Filter this material down to the lines that hold "Access", copying each one.

# PROVIDED RECORDS
Start
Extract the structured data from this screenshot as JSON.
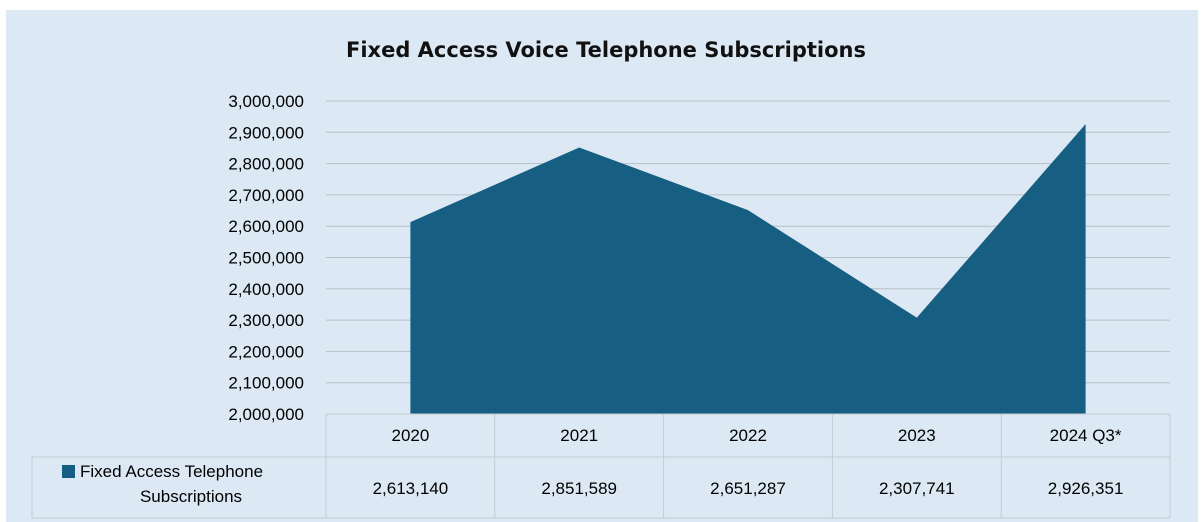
{
  "chart_data": {
    "type": "area",
    "title": "Fixed Access Voice Telephone Subscriptions",
    "categories": [
      "2020",
      "2021",
      "2022",
      "2023",
      "2024 Q3*"
    ],
    "series": [
      {
        "name": "Fixed Access Telephone Subscriptions",
        "values": [
          2613140,
          2851589,
          2651287,
          2307741,
          2926351
        ],
        "value_labels": [
          "2,613,140",
          "2,851,589",
          "2,651,287",
          "2,307,741",
          "2,926,351"
        ],
        "color": "#175f82"
      }
    ],
    "ylim": [
      2000000,
      3000000
    ],
    "yticks": [
      2000000,
      2100000,
      2200000,
      2300000,
      2400000,
      2500000,
      2600000,
      2700000,
      2800000,
      2900000,
      3000000
    ],
    "ytick_labels": [
      "2,000,000",
      "2,100,000",
      "2,200,000",
      "2,300,000",
      "2,400,000",
      "2,500,000",
      "2,600,000",
      "2,700,000",
      "2,800,000",
      "2,900,000",
      "3,000,000"
    ],
    "legend_label_lines": [
      "Fixed Access Telephone",
      "Subscriptions"
    ],
    "grid": true,
    "legend": "data-table",
    "colors": {
      "background": "#dce9f5",
      "gridline": "#b8bfc6",
      "table_border": "#c3cbd3"
    }
  }
}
End
# REPLY
    "title": "Fixed Access Voice Telephone Subscriptions",
        "name": "Fixed Access Telephone Subscriptions",
      "Fixed Access Telephone",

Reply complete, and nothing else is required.